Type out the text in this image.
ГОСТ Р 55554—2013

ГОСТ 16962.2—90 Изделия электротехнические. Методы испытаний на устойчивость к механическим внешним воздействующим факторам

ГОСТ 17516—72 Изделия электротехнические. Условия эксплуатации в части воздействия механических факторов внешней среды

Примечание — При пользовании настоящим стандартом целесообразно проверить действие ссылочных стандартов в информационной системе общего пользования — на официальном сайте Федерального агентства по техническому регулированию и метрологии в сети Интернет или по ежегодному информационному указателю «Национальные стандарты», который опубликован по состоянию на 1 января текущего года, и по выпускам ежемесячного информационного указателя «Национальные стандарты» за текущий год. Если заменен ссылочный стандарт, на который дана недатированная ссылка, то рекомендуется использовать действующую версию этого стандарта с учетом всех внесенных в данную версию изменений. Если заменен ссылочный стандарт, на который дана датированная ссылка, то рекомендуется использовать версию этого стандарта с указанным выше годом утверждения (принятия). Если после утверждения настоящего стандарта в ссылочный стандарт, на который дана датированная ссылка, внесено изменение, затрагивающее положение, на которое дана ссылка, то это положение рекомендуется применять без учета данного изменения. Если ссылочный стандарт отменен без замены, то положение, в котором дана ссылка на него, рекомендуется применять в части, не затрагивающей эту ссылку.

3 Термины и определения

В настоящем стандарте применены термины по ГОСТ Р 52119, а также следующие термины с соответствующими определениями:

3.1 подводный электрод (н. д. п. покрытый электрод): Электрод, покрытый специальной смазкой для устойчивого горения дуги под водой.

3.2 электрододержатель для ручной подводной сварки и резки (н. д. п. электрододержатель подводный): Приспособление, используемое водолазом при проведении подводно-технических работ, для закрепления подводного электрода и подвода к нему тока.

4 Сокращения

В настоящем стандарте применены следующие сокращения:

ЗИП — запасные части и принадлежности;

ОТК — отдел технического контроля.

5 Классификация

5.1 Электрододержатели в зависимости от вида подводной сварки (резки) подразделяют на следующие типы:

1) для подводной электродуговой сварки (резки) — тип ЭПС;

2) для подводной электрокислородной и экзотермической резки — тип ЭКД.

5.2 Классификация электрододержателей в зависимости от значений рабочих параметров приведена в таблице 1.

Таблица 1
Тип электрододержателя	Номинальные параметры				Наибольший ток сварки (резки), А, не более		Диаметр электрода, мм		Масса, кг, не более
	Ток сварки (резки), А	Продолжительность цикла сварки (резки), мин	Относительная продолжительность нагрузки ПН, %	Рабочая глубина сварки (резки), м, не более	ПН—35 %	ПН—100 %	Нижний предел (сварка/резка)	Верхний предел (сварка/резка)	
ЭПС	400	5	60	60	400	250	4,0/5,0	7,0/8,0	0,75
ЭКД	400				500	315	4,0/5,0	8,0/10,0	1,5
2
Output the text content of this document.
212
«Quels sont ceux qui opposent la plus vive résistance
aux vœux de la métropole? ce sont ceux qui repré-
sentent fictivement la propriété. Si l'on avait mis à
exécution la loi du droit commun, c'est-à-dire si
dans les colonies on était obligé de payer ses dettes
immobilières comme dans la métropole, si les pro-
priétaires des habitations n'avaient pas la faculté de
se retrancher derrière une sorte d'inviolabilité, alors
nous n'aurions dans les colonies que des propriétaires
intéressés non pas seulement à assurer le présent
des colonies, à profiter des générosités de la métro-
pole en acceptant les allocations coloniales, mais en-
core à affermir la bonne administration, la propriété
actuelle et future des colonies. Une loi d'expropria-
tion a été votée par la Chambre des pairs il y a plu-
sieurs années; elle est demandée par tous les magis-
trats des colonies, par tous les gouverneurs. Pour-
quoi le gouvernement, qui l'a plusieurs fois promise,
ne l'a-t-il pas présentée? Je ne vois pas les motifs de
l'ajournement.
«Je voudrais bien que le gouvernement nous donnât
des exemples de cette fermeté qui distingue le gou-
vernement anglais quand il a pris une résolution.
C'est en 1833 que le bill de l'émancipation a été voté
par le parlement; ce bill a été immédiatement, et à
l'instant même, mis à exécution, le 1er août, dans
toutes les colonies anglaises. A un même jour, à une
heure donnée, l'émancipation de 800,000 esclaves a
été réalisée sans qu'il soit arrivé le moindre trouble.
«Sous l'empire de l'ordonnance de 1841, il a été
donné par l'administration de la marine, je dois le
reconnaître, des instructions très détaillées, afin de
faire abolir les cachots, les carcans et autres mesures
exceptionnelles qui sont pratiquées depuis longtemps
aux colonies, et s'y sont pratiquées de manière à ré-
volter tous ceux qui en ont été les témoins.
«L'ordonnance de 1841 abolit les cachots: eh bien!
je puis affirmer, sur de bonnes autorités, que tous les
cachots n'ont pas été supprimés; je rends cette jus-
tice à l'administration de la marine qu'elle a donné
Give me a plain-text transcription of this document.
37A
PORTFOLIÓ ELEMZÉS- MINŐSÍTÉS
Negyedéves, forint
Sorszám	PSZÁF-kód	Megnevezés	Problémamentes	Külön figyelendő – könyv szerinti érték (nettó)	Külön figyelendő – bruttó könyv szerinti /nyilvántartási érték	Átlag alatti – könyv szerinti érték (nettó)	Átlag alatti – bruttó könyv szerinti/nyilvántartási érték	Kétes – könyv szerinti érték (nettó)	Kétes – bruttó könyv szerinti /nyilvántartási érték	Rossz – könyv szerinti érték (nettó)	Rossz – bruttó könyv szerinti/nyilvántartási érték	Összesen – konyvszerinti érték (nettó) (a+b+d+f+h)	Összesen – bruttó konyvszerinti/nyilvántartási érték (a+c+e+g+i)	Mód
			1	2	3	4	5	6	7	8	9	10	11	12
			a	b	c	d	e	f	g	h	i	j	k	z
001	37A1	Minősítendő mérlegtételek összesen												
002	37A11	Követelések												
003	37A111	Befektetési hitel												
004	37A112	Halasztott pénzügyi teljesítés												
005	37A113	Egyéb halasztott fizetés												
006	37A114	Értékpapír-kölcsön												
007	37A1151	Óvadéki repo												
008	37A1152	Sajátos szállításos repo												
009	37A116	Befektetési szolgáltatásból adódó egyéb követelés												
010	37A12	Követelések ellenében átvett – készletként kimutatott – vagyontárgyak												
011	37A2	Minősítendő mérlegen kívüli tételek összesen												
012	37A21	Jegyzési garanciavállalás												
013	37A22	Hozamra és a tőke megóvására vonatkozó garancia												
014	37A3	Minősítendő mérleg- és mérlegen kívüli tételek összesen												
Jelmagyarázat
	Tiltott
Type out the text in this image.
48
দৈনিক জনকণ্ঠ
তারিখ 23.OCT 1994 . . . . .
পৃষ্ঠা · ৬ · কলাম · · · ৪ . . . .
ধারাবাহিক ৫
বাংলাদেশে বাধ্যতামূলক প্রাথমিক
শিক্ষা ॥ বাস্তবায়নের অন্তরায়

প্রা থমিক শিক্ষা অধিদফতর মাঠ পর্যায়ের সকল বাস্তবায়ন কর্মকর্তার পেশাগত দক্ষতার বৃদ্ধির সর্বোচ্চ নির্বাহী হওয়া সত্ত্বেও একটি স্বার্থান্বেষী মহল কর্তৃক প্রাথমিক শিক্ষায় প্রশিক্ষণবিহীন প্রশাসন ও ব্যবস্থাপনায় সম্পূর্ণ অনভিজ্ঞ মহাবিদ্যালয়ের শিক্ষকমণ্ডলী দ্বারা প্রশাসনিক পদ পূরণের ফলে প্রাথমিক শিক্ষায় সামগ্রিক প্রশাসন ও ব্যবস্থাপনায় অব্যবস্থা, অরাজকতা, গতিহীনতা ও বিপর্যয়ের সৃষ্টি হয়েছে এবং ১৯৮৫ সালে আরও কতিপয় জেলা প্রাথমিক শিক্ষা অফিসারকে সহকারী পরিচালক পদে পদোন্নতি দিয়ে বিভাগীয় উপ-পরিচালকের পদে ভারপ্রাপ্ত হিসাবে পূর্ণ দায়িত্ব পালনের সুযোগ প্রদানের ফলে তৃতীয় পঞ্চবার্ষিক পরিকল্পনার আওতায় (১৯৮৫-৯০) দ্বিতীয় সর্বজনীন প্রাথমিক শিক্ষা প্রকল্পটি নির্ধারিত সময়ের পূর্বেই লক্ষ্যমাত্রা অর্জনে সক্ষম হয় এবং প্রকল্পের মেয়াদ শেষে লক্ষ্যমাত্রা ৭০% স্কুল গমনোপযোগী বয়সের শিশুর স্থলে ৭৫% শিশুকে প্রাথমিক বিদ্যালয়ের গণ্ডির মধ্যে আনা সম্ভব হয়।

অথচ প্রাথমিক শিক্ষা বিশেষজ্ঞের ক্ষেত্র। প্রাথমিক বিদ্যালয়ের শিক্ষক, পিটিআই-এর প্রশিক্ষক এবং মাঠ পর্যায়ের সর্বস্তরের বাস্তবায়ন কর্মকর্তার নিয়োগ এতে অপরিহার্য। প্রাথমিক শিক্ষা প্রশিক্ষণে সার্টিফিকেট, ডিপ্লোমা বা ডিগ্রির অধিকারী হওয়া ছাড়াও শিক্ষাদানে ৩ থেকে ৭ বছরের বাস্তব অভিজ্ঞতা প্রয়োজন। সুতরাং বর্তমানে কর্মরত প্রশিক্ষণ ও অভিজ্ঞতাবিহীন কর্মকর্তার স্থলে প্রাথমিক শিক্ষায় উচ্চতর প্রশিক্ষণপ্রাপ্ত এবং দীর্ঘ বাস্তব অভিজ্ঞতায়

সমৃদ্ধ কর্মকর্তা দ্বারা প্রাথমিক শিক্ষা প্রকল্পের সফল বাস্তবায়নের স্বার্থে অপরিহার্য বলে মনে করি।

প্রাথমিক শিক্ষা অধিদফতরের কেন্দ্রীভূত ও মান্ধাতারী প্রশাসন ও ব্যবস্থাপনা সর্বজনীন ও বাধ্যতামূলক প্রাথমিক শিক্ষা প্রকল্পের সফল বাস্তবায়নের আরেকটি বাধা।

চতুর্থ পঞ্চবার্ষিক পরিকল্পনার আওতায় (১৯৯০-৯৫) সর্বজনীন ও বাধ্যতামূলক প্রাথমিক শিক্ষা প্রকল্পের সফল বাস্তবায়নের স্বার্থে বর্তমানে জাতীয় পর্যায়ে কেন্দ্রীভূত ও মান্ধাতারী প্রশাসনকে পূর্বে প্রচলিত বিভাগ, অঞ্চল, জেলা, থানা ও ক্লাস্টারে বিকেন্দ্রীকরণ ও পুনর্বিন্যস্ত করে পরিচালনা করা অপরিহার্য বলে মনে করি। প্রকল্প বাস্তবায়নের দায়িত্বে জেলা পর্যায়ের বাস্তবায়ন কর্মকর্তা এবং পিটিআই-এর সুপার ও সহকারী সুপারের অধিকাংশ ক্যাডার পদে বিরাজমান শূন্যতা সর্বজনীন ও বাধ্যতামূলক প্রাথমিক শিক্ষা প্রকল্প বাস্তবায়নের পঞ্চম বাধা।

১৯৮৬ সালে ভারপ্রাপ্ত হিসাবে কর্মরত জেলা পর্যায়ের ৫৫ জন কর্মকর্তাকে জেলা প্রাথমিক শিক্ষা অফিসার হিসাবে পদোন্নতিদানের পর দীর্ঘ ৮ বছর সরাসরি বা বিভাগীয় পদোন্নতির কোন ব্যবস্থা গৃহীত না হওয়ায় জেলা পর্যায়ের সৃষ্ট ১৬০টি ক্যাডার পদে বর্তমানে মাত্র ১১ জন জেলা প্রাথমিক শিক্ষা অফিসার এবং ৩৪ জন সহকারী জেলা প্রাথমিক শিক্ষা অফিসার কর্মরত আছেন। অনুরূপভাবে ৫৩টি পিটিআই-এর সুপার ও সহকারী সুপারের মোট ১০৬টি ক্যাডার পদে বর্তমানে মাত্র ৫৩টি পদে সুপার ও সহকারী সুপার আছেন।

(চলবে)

**WRITTEN TASK:** Show each line in the entries that holds the string "tous".

**THE SOLUTION:**
sieurs années; elle est demandée par tous les magis-
trats des colonies, par tous les gouverneurs. Pour-
volter tous ceux qui en ont été les témoins.
je puis affirmer, sur de bonnes autorités, que tous les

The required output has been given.